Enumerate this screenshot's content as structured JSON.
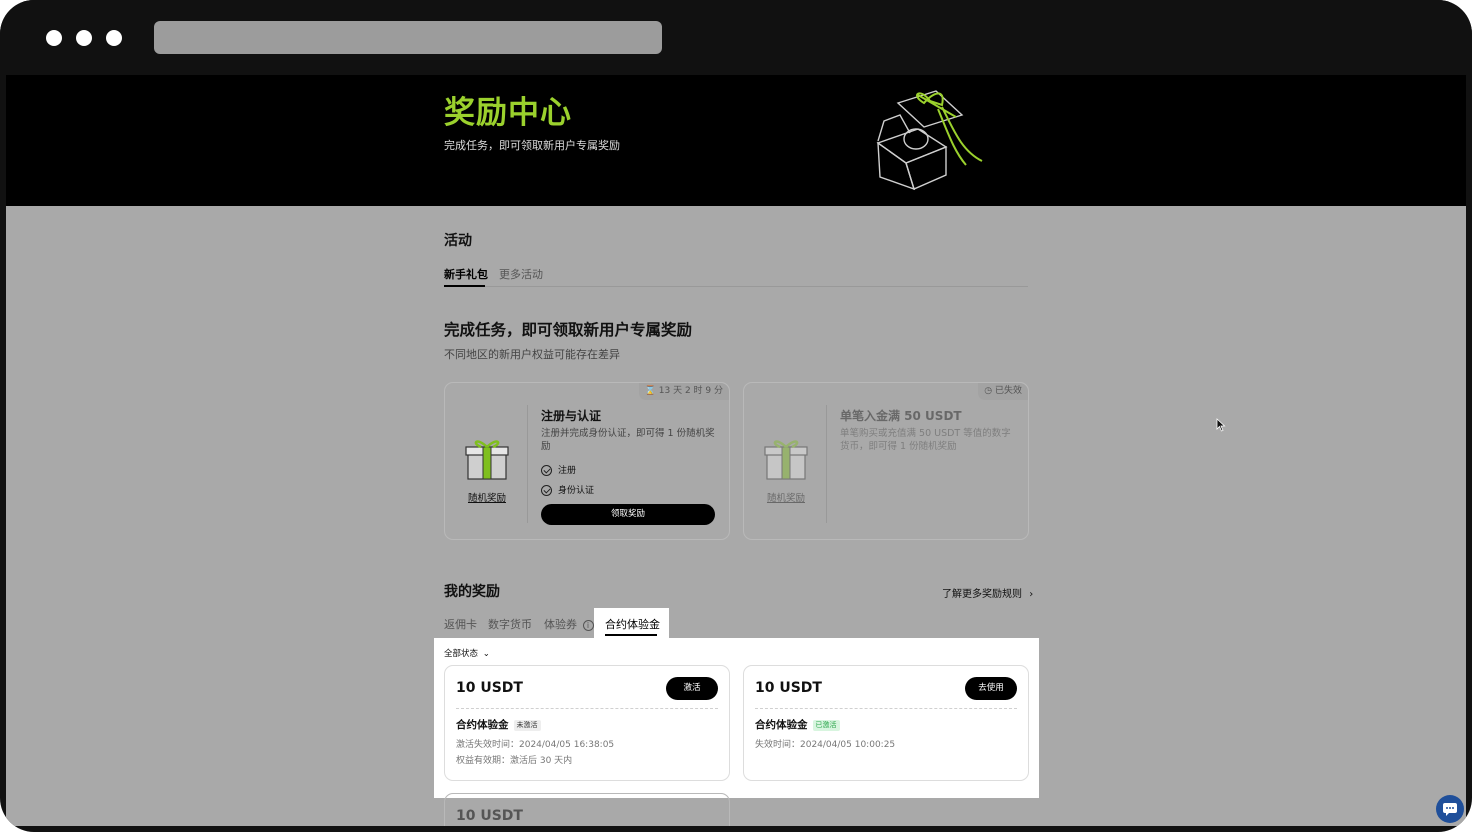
{
  "hero": {
    "title": "奖励中心",
    "subtitle": "完成任务，即可领取新用户专属奖励"
  },
  "activities": {
    "section_title": "活动",
    "tabs": [
      {
        "label": "新手礼包",
        "active": true
      },
      {
        "label": "更多活动",
        "active": false
      }
    ],
    "heading": "完成任务，即可领取新用户专属奖励",
    "note": "不同地区的新用户权益可能存在差异",
    "tasks": [
      {
        "timer": "13 天 2 时 9 分",
        "gift_label": "随机奖励",
        "title": "注册与认证",
        "desc": "注册并完成身份认证，即可得 1 份随机奖励",
        "steps": [
          "注册",
          "身份认证"
        ],
        "button": "领取奖励"
      },
      {
        "timer": "已失效",
        "gift_label": "随机奖励",
        "title": "单笔入金满 50 USDT",
        "desc": "单笔购买或充值满 50 USDT 等值的数字货币，即可得 1 份随机奖励"
      }
    ]
  },
  "my_rewards": {
    "section_title": "我的奖励",
    "rules_link": "了解更多奖励规则",
    "tabs": [
      {
        "label": "返佣卡",
        "active": false
      },
      {
        "label": "数字货币",
        "active": false
      },
      {
        "label": "体验券",
        "active": false
      },
      {
        "label": "合约体验金",
        "active": true
      }
    ],
    "filter": "全部状态",
    "cards": [
      {
        "amount": "10 USDT",
        "button": "激活",
        "name": "合约体验金",
        "badge": "未激活",
        "line1": "激活失效时间：2024/04/05 16:38:05",
        "line2": "权益有效期：激活后 30 天内"
      },
      {
        "amount": "10 USDT",
        "button": "去使用",
        "name": "合约体验金",
        "badge": "已激活",
        "line1": "失效时间：2024/04/05 10:00:25"
      }
    ],
    "partial_card_amount": "10 USDT"
  },
  "colors": {
    "accent": "#9bd12d",
    "badge_active_bg": "#d8f5df",
    "badge_active_text": "#2aa54a"
  }
}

Exercise instructions —
The lines above form a set of records; determine how many of them contain the string "desc" and give that number alone.

Exercise answer —
2